• Task prompt:
Wherever the word "patient" appears in the entries, copy the whole line.

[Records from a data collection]
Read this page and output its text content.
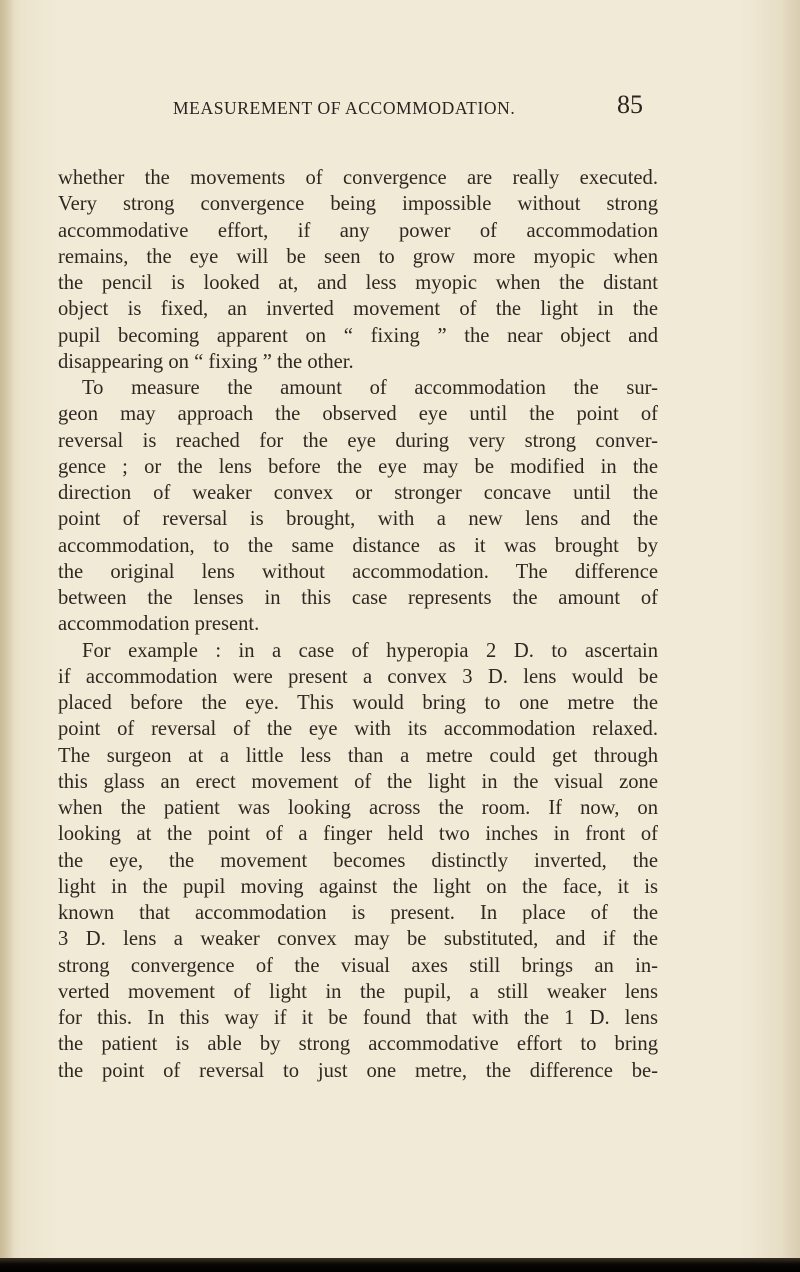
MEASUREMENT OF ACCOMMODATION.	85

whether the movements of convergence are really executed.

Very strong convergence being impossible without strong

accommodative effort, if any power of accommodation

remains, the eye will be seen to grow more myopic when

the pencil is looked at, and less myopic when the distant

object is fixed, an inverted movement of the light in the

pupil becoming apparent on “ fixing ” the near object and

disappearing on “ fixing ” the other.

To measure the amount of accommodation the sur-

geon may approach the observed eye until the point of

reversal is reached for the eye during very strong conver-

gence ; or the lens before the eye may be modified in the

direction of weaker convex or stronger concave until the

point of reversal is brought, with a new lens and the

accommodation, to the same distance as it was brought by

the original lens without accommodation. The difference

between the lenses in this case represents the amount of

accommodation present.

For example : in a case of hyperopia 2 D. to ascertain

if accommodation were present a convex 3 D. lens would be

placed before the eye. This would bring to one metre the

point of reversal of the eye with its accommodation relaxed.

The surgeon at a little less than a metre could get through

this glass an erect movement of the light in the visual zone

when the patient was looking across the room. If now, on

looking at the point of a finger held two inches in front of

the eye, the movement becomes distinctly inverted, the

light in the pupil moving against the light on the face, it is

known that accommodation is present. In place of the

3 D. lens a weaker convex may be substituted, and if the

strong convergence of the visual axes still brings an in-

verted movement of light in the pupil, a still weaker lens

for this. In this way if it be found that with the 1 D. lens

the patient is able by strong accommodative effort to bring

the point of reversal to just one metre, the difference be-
...
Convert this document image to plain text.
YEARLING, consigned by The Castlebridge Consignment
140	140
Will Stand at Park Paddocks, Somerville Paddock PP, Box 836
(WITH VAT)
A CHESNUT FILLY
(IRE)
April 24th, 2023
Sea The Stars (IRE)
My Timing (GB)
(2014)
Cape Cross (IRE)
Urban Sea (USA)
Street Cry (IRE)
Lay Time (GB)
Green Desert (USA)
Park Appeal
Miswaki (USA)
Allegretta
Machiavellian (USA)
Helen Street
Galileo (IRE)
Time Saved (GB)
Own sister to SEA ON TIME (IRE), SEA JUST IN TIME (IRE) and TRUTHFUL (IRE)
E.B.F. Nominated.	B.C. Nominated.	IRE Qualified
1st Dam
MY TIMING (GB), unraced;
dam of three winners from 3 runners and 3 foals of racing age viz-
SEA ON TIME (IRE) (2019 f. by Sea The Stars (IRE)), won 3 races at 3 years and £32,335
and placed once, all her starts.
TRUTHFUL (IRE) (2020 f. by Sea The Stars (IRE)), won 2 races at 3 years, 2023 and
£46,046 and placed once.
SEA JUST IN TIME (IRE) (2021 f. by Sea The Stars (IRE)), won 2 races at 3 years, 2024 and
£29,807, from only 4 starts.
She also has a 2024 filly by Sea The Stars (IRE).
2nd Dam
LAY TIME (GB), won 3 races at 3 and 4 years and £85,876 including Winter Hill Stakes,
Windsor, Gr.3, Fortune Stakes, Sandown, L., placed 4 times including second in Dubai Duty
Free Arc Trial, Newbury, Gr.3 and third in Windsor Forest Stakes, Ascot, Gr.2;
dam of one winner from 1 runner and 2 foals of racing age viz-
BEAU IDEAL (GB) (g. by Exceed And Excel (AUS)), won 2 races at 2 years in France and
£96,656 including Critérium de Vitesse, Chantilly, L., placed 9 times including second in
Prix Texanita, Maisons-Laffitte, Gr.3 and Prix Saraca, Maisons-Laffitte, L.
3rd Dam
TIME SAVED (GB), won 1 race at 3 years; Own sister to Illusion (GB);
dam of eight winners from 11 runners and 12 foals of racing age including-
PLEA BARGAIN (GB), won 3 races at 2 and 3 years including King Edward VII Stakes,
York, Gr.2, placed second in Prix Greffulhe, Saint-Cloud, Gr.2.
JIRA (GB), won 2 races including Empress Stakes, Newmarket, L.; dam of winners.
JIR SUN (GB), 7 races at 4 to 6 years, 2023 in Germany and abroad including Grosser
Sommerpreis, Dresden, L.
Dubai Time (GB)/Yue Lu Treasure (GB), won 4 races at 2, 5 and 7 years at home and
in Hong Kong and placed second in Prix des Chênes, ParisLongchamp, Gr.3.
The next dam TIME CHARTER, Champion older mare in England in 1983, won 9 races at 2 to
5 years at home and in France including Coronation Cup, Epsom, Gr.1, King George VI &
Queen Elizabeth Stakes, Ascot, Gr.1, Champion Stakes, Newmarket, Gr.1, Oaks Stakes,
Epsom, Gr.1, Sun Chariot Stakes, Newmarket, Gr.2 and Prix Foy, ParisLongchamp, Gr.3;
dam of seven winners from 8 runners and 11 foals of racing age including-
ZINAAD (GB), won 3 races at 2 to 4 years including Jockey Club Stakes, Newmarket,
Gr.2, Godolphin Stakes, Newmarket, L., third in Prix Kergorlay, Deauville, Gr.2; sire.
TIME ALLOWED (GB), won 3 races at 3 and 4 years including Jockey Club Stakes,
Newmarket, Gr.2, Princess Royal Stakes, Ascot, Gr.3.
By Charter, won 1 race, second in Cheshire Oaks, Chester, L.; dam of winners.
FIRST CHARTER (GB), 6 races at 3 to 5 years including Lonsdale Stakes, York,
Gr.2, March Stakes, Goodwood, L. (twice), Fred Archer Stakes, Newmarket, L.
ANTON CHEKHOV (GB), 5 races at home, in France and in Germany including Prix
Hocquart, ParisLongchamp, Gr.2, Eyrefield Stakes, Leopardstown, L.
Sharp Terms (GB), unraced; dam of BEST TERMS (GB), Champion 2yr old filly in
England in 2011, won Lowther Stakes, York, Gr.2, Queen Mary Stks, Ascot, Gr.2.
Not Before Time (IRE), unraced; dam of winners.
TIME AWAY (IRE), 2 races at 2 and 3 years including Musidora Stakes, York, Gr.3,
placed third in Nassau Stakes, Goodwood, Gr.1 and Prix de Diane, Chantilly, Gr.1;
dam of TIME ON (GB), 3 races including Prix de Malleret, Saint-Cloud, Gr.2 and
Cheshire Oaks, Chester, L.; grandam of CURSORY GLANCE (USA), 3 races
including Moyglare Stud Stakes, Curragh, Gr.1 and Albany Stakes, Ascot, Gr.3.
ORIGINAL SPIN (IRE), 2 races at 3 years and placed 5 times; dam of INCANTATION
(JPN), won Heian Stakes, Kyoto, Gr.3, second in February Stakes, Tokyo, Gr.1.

• Task response:
when the patient was looking across the room. If now, on
the patient is able by strong accommodative effort to bring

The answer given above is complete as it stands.